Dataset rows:
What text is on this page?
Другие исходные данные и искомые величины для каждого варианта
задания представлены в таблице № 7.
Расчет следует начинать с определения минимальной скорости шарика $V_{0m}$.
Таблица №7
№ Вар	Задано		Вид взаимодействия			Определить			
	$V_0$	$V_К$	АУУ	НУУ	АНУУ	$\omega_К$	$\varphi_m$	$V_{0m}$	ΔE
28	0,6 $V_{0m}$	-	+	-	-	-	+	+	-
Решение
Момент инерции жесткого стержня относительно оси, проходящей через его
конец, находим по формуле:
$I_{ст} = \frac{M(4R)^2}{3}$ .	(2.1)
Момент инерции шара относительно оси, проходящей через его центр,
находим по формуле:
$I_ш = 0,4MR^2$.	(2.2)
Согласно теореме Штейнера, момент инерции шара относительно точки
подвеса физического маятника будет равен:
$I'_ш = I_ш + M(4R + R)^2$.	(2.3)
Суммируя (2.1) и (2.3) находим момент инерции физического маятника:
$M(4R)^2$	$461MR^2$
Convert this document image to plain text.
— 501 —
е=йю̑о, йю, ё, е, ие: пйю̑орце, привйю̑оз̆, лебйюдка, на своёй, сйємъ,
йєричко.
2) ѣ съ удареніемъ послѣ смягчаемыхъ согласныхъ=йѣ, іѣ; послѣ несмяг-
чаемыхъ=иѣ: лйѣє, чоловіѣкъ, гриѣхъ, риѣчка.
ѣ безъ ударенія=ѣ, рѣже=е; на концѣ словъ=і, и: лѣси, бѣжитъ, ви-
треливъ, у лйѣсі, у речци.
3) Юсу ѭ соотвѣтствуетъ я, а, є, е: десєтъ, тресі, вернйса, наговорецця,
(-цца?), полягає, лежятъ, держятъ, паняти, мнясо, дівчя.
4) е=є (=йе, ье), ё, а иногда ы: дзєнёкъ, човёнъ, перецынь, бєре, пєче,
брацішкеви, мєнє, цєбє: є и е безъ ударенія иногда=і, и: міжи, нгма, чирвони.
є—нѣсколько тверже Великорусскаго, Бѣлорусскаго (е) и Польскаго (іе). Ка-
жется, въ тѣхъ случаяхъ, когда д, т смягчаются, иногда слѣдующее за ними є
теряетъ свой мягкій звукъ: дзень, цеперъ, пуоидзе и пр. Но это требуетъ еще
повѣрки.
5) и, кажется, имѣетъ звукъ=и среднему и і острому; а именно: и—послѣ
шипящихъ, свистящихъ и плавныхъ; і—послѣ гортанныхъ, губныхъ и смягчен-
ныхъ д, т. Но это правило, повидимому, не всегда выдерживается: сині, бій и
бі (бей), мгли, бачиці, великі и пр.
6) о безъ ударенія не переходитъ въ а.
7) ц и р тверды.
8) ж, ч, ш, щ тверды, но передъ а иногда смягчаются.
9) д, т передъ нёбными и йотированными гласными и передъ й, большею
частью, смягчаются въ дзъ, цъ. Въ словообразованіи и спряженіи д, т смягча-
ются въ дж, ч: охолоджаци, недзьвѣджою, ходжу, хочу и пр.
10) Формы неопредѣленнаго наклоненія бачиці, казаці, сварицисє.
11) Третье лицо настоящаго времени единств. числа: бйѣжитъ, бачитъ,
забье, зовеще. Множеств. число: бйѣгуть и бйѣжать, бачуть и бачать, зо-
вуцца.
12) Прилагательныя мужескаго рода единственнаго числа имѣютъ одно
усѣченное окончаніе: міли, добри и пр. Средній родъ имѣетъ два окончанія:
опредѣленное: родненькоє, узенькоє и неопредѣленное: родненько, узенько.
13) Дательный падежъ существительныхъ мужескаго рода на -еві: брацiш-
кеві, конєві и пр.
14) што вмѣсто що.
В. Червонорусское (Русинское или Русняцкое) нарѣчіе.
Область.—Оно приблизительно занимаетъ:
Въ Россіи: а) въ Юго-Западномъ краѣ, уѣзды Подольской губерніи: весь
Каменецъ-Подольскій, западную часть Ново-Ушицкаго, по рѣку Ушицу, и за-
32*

**What you need to do**
Copy all lines from the entries that contain the word "тверды".

**Correct response**
7) ц и р тверды.
8) ж, ч, ш, щ тверды, но передъ а иногда смягчаются.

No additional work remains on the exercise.